**EXERCISE DETAILS:**
Gather up the lines with the word "this" in them.

**EXERCISE MATERIALS:**
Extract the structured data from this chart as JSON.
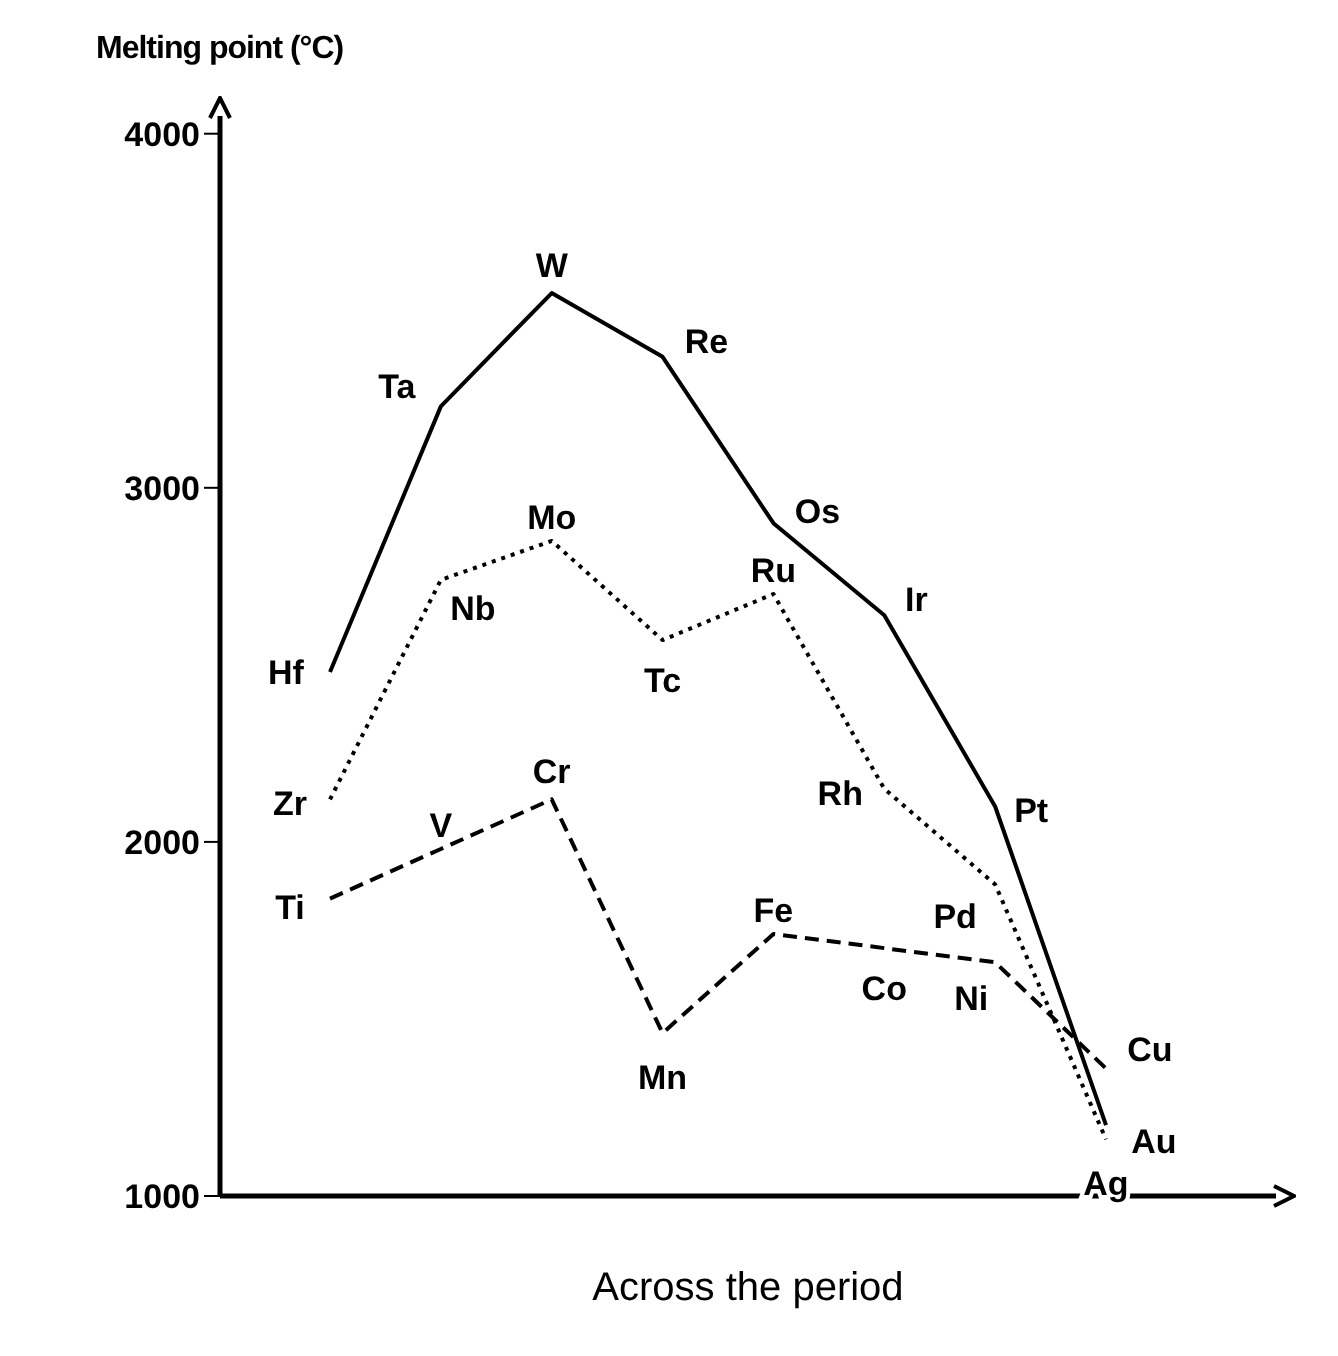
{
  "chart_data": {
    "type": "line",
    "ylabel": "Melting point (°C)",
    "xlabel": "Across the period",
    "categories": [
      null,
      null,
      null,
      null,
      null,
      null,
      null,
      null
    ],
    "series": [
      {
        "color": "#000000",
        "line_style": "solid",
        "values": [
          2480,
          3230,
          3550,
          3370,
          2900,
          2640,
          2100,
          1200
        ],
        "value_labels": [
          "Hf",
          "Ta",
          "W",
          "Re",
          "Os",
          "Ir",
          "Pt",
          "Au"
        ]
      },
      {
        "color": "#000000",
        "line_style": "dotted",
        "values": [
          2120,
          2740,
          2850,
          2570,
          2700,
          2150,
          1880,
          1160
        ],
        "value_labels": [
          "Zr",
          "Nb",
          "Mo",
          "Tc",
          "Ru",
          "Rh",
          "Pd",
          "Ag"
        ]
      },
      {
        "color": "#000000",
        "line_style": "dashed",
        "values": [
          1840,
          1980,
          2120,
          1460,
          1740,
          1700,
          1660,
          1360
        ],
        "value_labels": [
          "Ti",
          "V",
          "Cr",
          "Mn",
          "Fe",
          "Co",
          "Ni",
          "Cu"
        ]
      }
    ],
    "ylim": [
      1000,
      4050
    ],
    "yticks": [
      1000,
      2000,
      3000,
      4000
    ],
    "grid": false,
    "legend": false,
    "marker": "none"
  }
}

...

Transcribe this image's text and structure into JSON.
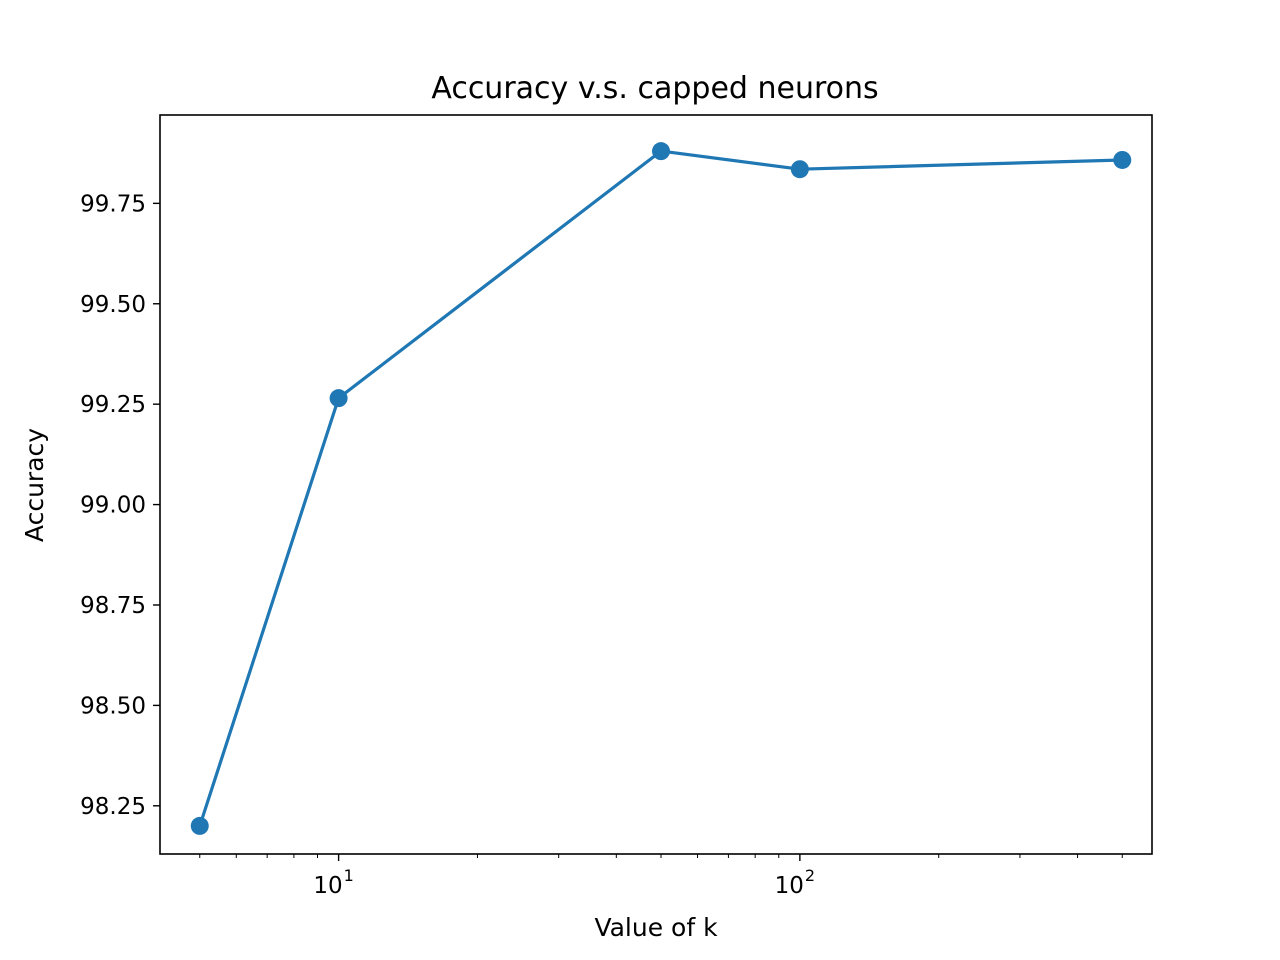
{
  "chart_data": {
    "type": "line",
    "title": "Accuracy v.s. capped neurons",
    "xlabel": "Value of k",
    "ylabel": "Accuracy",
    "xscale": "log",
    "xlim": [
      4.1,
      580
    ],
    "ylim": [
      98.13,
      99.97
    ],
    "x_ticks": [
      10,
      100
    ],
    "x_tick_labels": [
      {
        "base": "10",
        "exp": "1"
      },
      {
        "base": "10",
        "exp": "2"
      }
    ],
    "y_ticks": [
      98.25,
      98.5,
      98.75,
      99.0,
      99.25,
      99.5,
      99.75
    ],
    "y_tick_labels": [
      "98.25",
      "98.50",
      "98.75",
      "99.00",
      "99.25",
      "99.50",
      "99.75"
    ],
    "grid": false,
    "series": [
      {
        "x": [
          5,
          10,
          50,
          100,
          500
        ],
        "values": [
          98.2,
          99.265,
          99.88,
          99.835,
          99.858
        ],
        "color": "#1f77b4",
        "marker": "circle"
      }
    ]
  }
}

**EXERCISE RESPONSE:**
Extract the structured data from this chart as JSON.
Transcribe this image's text and structure into JSON.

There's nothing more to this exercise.